Data items
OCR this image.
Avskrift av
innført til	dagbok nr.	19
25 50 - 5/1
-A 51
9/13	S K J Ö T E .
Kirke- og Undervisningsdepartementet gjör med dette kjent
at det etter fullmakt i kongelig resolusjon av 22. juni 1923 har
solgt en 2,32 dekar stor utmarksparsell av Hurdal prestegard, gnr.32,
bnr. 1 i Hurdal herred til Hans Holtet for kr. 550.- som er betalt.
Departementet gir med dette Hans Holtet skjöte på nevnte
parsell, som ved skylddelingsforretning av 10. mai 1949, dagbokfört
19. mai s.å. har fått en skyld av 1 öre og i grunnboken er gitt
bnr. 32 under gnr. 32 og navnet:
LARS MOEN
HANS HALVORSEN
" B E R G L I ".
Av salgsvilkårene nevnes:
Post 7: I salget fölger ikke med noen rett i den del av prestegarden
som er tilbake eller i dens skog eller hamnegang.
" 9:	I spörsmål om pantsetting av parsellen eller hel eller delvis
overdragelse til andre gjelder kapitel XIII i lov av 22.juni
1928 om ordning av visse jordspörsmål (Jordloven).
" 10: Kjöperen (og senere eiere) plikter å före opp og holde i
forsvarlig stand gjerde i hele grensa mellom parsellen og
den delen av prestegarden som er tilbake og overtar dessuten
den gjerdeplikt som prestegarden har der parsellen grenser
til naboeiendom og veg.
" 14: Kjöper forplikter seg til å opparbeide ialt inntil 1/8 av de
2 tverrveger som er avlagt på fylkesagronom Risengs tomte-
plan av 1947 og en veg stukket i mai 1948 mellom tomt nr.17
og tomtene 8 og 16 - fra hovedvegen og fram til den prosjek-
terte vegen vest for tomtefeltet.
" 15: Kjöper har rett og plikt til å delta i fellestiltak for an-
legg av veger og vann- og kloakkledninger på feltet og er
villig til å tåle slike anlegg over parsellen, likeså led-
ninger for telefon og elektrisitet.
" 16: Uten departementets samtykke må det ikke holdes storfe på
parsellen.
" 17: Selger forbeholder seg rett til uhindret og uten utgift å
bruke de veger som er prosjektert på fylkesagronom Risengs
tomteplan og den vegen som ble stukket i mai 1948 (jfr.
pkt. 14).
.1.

INSTRUCTIONS TO FOLLOW: Retype the entries exactly, including every line.

EXERCISE RESPONSE:
OCR this image.
Avskrift av
innført til	dagbok nr.	19
25 50 - 5/1
-A 51
9/13	S K J Ö T E .
Kirke- og Undervisningsdepartementet gjör med dette kjent
at det etter fullmakt i kongelig resolusjon av 22. juni 1923 har
solgt en 2,32 dekar stor utmarksparsell av Hurdal prestegard, gnr.32,
bnr. 1 i Hurdal herred til Hans Holtet for kr. 550.- som er betalt.
Departementet gir med dette Hans Holtet skjöte på nevnte
parsell, som ved skylddelingsforretning av 10. mai 1949, dagbokfört
19. mai s.å. har fått en skyld av 1 öre og i grunnboken er gitt
bnr. 32 under gnr. 32 og navnet:
LARS MOEN
HANS HALVORSEN
" B E R G L I ".
Av salgsvilkårene nevnes:
Post 7: I salget fölger ikke med noen rett i den del av prestegarden
som er tilbake eller i dens skog eller hamnegang.
" 9:	I spörsmål om pantsetting av parsellen eller hel eller delvis
overdragelse til andre gjelder kapitel XIII i lov av 22.juni
1928 om ordning av visse jordspörsmål (Jordloven).
" 10: Kjöperen (og senere eiere) plikter å före opp og holde i
forsvarlig stand gjerde i hele grensa mellom parsellen og
den delen av prestegarden som er tilbake og overtar dessuten
den gjerdeplikt som prestegarden har der parsellen grenser
til naboeiendom og veg.
" 14: Kjöper forplikter seg til å opparbeide ialt inntil 1/8 av de
2 tverrveger som er avlagt på fylkesagronom Risengs tomte-
plan av 1947 og en veg stukket i mai 1948 mellom tomt nr.17
og tomtene 8 og 16 - fra hovedvegen og fram til den prosjek-
terte vegen vest for tomtefeltet.
" 15: Kjöper har rett og plikt til å delta i fellestiltak for an-
legg av veger og vann- og kloakkledninger på feltet og er
villig til å tåle slike anlegg over parsellen, likeså led-
ninger for telefon og elektrisitet.
" 16: Uten departementets samtykke må det ikke holdes storfe på
parsellen.
" 17: Selger forbeholder seg rett til uhindret og uten utgift å
bruke de veger som er prosjektert på fylkesagronom Risengs
tomteplan og den vegen som ble stukket i mai 1948 (jfr.
pkt. 14).
.1.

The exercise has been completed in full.